- [DATA PROVIDED]:
'''

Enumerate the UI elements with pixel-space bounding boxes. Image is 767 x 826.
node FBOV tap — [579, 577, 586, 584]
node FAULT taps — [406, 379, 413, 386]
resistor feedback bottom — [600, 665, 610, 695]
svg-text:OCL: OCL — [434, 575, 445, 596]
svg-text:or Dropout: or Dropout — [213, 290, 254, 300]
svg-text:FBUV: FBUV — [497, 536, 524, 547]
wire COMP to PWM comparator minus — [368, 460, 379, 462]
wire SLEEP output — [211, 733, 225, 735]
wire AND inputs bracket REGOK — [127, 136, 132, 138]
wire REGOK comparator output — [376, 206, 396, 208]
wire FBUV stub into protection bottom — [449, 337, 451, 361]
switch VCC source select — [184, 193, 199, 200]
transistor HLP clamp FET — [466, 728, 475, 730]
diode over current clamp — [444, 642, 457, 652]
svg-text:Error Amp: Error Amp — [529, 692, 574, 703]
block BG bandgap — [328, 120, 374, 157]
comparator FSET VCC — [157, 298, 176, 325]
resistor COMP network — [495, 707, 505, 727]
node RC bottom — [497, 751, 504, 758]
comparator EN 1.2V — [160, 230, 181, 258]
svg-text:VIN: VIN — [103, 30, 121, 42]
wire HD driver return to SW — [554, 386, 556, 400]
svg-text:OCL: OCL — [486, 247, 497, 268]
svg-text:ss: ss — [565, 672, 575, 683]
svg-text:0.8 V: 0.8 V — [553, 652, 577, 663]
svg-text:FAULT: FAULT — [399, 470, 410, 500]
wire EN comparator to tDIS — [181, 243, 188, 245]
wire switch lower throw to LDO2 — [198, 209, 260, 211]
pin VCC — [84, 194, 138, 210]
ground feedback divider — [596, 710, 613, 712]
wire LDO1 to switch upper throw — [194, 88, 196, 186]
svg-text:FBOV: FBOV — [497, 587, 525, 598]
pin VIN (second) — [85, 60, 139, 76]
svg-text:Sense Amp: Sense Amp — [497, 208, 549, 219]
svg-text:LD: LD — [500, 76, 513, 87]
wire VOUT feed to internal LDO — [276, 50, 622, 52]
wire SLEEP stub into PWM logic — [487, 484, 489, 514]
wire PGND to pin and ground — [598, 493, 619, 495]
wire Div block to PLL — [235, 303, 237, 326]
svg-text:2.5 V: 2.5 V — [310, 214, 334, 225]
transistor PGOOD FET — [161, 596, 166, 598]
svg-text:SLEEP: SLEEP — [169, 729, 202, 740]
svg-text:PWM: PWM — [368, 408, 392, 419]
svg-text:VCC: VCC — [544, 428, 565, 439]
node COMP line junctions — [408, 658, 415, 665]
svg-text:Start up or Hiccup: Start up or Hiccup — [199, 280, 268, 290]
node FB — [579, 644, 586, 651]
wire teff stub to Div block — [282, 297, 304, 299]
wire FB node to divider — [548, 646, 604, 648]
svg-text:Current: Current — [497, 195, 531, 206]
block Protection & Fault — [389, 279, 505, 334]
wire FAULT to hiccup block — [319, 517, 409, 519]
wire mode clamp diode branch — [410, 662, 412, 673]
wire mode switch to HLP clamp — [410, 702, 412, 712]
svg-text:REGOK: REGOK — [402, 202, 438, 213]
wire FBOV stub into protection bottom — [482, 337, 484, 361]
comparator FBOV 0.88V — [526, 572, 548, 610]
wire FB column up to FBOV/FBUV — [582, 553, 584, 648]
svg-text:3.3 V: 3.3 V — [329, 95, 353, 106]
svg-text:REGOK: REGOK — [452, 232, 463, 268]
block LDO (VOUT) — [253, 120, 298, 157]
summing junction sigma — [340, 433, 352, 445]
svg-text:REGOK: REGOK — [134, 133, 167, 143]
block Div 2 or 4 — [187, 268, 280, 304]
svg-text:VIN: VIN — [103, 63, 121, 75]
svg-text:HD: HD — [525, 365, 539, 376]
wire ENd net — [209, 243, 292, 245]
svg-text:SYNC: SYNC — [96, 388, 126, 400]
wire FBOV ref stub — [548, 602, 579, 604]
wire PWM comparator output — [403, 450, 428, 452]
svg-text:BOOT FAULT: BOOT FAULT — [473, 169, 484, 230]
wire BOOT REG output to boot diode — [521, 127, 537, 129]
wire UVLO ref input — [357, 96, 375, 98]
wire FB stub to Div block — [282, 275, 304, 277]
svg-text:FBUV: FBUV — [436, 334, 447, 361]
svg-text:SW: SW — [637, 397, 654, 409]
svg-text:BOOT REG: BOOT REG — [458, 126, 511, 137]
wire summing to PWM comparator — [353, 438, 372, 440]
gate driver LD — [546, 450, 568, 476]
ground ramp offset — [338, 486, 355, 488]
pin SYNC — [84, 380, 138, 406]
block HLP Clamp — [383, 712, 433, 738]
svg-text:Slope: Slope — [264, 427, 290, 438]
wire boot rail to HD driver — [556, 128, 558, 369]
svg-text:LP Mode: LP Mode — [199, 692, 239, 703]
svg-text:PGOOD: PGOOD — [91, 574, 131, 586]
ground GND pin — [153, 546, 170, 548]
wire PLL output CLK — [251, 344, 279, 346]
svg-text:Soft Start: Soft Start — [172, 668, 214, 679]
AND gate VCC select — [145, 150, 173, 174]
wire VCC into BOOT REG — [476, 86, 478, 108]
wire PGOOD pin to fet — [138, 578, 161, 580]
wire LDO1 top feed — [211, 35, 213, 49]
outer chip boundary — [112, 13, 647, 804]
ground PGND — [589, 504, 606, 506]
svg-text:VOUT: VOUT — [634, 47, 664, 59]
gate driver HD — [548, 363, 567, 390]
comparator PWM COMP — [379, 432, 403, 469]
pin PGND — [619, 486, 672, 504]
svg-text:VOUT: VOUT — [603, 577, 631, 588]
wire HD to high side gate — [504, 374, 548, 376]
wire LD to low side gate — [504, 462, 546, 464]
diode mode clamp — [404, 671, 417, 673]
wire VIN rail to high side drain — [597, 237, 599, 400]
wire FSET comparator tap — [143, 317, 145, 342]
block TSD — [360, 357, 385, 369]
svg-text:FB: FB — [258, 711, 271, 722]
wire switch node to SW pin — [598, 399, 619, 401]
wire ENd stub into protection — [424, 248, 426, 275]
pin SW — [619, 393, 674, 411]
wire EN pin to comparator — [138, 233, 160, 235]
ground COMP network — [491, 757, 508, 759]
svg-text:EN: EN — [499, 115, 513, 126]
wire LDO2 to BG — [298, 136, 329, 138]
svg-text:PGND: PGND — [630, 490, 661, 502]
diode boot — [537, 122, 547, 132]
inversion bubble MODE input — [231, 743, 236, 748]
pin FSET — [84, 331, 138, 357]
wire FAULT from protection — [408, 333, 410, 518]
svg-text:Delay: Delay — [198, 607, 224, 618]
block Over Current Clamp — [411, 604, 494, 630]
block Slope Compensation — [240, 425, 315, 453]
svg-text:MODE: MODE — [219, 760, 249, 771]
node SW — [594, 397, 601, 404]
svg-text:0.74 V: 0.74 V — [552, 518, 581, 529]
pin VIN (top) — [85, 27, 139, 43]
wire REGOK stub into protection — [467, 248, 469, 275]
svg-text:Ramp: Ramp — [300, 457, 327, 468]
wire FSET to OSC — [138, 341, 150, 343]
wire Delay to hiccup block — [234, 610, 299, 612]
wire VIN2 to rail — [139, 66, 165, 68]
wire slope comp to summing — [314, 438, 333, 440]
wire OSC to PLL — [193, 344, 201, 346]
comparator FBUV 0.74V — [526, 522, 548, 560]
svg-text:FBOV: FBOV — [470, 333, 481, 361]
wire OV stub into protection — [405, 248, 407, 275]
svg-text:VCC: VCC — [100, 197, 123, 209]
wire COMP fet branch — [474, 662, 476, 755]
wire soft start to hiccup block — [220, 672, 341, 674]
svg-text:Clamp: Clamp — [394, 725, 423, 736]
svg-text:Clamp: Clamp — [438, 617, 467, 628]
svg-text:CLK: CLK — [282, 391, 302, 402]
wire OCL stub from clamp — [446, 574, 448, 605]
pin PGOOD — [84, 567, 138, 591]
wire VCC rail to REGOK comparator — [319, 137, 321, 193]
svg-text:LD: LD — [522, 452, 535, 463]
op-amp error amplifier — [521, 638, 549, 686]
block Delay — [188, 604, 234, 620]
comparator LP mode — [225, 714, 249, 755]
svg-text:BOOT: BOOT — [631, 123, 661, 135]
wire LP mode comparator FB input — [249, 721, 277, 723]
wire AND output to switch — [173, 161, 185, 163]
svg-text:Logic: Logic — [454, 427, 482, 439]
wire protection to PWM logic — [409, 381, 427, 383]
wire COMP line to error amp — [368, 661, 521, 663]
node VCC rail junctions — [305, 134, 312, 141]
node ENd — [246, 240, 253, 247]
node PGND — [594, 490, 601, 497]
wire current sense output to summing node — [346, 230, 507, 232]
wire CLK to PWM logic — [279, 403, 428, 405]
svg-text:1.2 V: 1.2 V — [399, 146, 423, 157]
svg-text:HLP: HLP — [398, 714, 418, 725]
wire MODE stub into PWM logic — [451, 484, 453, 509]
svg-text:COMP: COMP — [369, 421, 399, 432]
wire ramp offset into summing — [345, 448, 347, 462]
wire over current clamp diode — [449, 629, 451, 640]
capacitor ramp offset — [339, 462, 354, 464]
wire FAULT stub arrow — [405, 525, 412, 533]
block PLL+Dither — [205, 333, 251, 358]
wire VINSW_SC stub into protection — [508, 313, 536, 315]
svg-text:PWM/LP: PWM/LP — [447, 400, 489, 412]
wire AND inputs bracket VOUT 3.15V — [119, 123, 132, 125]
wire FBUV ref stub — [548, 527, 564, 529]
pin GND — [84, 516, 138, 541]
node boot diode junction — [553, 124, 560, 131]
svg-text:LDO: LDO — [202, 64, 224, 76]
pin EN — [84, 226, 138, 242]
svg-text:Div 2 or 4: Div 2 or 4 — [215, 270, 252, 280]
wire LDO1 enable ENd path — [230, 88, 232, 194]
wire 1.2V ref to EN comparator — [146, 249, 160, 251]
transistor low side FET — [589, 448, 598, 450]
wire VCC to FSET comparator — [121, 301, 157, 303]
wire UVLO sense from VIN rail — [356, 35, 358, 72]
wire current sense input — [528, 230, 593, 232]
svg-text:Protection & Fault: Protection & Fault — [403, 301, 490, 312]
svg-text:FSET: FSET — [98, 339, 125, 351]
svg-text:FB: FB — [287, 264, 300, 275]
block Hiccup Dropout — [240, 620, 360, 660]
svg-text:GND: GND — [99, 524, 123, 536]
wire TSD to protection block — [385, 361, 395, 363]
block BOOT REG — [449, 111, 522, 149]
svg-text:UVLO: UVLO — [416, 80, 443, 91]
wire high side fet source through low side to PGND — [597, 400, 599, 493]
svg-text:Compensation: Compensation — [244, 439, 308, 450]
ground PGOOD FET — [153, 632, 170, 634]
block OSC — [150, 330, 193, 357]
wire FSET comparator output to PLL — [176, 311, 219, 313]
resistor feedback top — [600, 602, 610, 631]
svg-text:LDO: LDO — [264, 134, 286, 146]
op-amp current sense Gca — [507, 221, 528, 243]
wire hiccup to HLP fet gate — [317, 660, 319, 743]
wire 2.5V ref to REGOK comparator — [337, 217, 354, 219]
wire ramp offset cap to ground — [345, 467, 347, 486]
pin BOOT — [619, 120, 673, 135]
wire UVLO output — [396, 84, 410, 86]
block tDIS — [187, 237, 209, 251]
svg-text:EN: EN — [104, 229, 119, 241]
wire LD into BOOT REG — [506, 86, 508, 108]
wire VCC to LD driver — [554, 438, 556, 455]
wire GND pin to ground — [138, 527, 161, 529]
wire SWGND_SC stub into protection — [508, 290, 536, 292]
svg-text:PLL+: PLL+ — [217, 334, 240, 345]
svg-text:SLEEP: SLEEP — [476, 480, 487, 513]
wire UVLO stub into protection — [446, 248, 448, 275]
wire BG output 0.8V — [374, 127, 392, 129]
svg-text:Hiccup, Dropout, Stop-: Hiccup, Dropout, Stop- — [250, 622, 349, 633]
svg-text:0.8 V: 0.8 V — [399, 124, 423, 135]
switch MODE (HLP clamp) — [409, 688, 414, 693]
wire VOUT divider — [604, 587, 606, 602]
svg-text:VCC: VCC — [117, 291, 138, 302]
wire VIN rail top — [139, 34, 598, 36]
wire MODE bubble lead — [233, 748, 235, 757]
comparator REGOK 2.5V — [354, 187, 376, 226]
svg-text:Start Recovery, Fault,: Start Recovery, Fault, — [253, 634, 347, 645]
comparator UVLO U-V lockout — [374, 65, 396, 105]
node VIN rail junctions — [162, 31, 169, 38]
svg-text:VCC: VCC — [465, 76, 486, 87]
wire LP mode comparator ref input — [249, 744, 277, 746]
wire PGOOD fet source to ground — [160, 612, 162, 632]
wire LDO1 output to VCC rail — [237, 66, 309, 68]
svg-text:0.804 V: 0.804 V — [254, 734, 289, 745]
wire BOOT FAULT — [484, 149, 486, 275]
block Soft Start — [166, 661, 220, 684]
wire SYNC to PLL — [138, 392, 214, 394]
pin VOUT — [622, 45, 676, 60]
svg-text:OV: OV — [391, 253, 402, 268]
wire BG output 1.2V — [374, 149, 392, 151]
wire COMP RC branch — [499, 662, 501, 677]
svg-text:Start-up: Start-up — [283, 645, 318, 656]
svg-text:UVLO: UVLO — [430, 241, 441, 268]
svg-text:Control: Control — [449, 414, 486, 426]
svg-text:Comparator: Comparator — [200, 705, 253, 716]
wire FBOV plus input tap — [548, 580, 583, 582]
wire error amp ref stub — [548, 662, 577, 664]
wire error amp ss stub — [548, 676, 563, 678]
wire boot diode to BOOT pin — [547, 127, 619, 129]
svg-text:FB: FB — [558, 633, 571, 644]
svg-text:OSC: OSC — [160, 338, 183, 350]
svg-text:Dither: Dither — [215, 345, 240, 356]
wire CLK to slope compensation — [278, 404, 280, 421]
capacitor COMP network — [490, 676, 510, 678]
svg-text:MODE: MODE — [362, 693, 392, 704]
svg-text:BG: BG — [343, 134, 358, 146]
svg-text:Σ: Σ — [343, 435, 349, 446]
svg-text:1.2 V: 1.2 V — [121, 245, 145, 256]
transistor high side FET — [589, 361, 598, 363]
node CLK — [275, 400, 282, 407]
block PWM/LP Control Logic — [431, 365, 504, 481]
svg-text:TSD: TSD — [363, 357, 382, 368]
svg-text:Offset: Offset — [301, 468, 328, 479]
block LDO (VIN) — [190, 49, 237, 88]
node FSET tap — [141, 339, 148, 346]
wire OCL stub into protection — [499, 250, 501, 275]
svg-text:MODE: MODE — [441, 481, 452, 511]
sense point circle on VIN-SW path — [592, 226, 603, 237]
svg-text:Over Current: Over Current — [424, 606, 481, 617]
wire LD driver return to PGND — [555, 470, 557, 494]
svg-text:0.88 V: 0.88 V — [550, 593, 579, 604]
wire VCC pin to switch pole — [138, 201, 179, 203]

'''

- [EXERCISE AIM]: Arrange everything from the start of the rows down to the line containing "diode over current", both ends included, as a numbered list without any blank lines.

- [THE ANSWER]:
1. Enumerate the UI elements with pixel-space bounding boxes. Image is 767 x 826.
2. node FBOV tap — [579, 577, 586, 584]
3. node FAULT taps — [406, 379, 413, 386]
4. resistor feedback bottom — [600, 665, 610, 695]
5. svg-text:OCL: OCL — [434, 575, 445, 596]
6. svg-text:or Dropout: or Dropout — [213, 290, 254, 300]
7. svg-text:FBUV: FBUV — [497, 536, 524, 547]
8. wire COMP to PWM comparator minus — [368, 460, 379, 462]
9. wire SLEEP output — [211, 733, 225, 735]
10. wire AND inputs bracket REGOK — [127, 136, 132, 138]
11. wire REGOK comparator output — [376, 206, 396, 208]
12. wire FBUV stub into protection bottom — [449, 337, 451, 361]
13. switch VCC source select — [184, 193, 199, 200]
14. transistor HLP clamp FET — [466, 728, 475, 730]
15. diode over current clamp — [444, 642, 457, 652]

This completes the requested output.